▶ _GIVEN REQUEST_: Convert the lines below, from the line with "Localize all elements." to the line with "dim-114: 114 — [630, 266, 645, 288]", into a JSON list of strings with one string per line and blank lines omitted. Leave the pictures out of the answer.
** BEGIN EXERCISE INPUTS **
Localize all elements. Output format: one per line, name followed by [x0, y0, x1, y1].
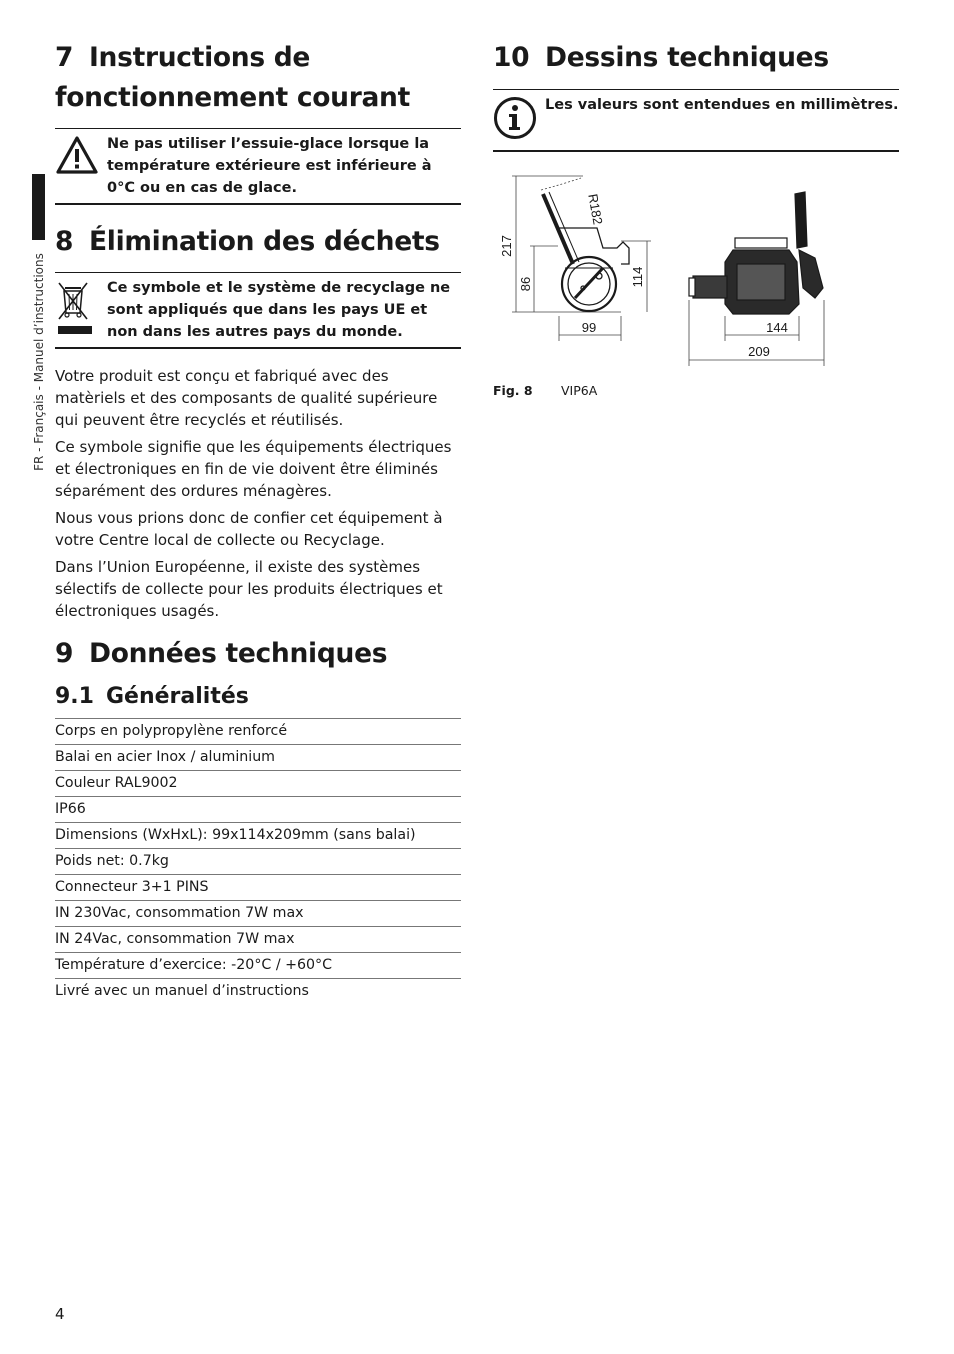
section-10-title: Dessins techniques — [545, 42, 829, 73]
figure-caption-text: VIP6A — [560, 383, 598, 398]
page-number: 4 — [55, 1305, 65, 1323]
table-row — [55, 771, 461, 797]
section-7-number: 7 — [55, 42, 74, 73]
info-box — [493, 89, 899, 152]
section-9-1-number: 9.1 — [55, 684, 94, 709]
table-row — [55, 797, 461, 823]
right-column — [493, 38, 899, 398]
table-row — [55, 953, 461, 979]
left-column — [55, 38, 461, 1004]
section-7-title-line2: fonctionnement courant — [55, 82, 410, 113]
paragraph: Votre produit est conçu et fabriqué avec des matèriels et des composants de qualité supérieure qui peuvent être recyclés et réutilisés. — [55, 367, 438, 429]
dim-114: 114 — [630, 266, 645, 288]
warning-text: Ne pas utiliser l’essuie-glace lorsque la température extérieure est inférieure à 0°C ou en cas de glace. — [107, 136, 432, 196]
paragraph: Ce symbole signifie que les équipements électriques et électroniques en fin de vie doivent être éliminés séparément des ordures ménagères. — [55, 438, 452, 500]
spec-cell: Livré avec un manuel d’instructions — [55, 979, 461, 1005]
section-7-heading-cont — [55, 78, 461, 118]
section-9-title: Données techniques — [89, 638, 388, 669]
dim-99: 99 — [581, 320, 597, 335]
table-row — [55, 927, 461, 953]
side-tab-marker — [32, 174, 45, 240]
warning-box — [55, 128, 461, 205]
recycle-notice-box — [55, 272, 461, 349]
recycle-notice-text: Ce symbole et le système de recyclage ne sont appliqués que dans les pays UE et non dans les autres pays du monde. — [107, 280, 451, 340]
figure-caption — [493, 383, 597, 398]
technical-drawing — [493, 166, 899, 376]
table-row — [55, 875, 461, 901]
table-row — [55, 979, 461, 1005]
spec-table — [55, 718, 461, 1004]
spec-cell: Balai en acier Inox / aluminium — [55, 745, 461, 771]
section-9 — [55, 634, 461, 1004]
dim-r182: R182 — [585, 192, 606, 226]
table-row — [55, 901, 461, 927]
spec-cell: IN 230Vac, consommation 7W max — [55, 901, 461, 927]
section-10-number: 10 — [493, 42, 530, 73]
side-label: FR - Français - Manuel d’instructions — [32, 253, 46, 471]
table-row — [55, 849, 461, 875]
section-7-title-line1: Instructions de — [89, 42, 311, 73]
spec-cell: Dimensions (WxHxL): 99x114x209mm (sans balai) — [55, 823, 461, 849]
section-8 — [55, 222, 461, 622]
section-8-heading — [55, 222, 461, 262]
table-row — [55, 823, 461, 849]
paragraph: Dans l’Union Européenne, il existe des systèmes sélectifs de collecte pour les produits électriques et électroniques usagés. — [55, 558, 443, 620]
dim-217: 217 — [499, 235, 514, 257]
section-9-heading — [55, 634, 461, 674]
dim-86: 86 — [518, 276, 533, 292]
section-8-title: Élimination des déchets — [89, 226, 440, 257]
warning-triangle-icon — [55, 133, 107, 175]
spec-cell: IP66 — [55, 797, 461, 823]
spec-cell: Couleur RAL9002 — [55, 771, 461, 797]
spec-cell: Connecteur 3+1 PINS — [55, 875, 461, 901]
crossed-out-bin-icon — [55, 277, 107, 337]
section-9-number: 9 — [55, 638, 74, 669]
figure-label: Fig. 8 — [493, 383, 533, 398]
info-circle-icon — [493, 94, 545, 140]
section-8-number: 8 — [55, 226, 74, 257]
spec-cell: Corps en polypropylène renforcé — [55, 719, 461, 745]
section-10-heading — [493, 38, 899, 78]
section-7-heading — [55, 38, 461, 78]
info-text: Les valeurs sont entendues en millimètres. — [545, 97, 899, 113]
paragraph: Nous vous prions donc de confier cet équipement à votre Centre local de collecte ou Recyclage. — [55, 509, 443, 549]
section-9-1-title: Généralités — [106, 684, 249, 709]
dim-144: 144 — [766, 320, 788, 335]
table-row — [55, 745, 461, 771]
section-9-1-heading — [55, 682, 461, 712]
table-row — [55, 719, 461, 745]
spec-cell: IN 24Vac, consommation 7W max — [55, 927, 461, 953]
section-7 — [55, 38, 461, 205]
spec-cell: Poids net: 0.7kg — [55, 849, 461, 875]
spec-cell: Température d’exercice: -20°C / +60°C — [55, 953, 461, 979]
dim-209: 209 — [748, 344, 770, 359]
** END EXERCISE INPUTS **
** BEGIN EXERCISE INPUTS **
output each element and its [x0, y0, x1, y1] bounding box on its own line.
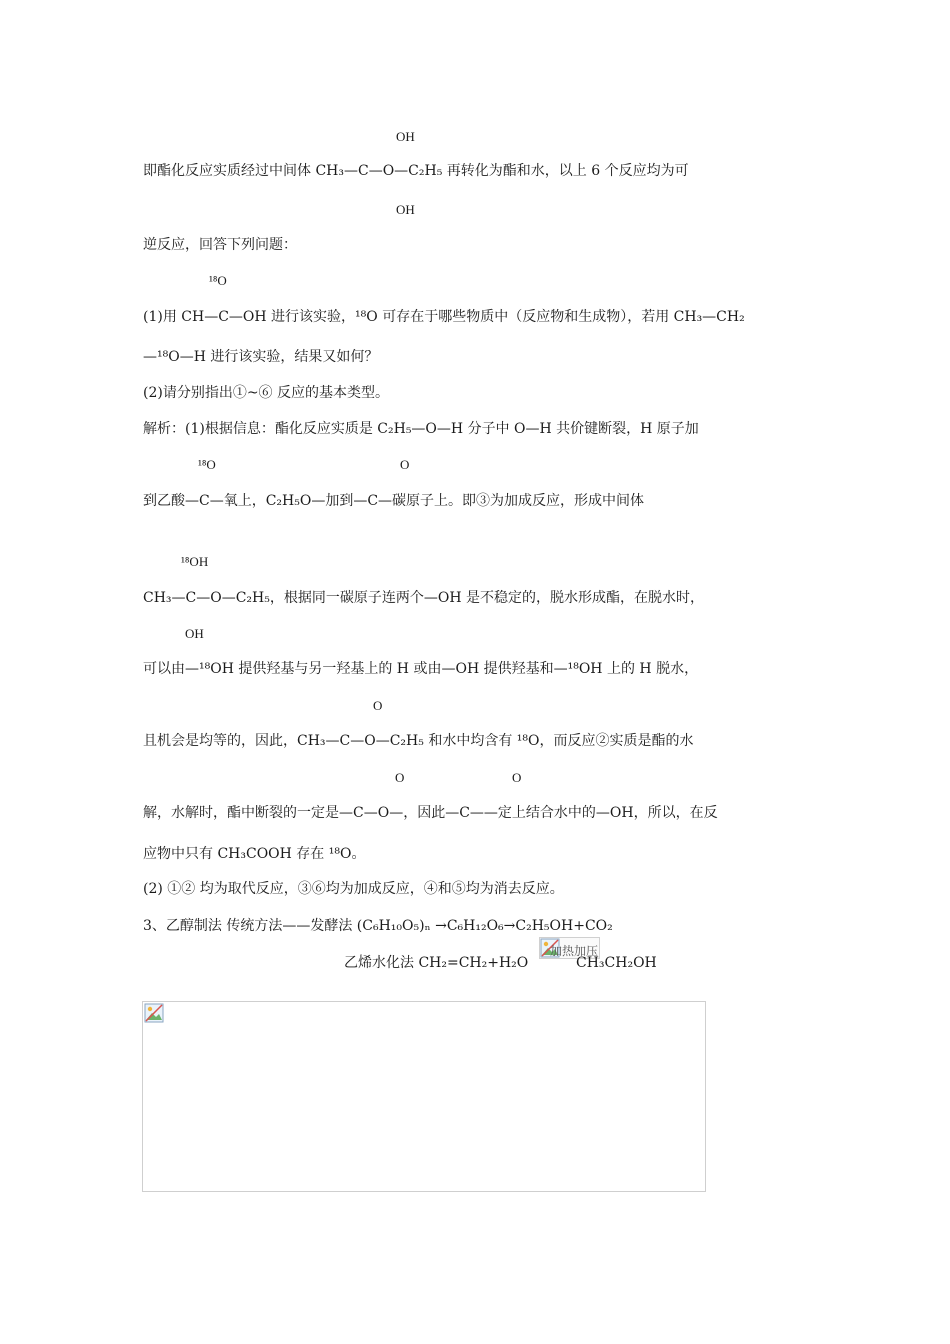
** END EXERCISE INPUTS **
▶ _RESULT FOR THIS EXERCISE_:
[
  "Localize all elements. Output format: one per line, name followed by [x0, y0, x1, y1].",
  "section-10-title: Dessins techniques — [545, 42, 829, 73]",
  "figure-caption-text: VIP6A — [560, 383, 598, 398]",
  "page-number: 4 — [55, 1305, 65, 1323]",
  "table-row — [55, 771, 461, 797]",
  "section-7-number: 7 — [55, 42, 74, 73]",
  "info-box — [493, 89, 899, 152]",
  "section-9-1-number: 9.1 — [55, 684, 94, 709]",
  "table-row — [55, 797, 461, 823]",
  "right-column — [493, 38, 899, 398]",
  "table-row — [55, 953, 461, 979]",
  "left-column — [55, 38, 461, 1004]",
  "section-7-title-line2: fonctionnement courant — [55, 82, 410, 113]",
  "paragraph: Votre produit est conçu et fabriqué avec des matèriels et des composants de qualité supérieure qui peuvent être recyclés et réutilisés. — [55, 367, 438, 429]",
  "dim-114: 114 — [630, 266, 645, 288]"
]